— WHAT IS REQUIRED —
Copy, from the entries below, each line where the word "Virginia" can be found.

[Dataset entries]
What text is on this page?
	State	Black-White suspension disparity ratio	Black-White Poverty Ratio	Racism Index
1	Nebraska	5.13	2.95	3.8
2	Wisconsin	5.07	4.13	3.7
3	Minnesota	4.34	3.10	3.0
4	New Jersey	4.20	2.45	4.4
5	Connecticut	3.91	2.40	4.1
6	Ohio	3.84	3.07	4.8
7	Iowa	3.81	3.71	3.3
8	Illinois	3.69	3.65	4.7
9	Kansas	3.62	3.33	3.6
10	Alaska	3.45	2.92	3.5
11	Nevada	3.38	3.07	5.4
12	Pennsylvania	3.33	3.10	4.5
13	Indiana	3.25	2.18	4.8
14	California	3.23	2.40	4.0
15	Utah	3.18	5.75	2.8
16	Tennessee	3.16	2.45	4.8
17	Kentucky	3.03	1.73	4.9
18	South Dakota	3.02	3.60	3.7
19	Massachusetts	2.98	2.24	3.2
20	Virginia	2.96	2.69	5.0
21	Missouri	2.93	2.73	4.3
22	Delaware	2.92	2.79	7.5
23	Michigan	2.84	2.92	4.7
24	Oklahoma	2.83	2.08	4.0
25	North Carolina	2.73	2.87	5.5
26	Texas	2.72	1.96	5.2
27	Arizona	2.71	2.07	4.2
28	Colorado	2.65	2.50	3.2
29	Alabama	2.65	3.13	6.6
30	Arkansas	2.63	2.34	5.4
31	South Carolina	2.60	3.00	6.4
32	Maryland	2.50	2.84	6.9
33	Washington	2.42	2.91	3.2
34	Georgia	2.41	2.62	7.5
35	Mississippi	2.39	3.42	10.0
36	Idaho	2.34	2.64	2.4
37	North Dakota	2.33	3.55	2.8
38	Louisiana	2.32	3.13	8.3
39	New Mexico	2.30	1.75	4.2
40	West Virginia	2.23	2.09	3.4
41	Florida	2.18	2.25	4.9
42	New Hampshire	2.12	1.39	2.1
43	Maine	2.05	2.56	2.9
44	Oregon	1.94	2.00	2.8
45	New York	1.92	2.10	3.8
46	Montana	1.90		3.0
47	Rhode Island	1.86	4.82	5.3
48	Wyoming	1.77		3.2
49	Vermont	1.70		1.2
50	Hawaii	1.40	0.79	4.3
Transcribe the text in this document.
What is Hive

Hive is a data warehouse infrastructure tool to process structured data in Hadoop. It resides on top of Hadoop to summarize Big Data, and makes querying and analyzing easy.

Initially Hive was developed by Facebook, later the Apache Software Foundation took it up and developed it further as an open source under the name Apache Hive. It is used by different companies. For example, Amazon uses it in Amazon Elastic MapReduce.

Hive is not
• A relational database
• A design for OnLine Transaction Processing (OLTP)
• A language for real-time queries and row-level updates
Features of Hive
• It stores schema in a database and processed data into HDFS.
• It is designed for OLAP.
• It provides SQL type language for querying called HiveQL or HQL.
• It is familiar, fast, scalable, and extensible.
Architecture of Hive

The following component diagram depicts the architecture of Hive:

— TASK RESULT —
20	Virginia	2.96	2.69	5.0
40	West Virginia	2.23	2.09	3.4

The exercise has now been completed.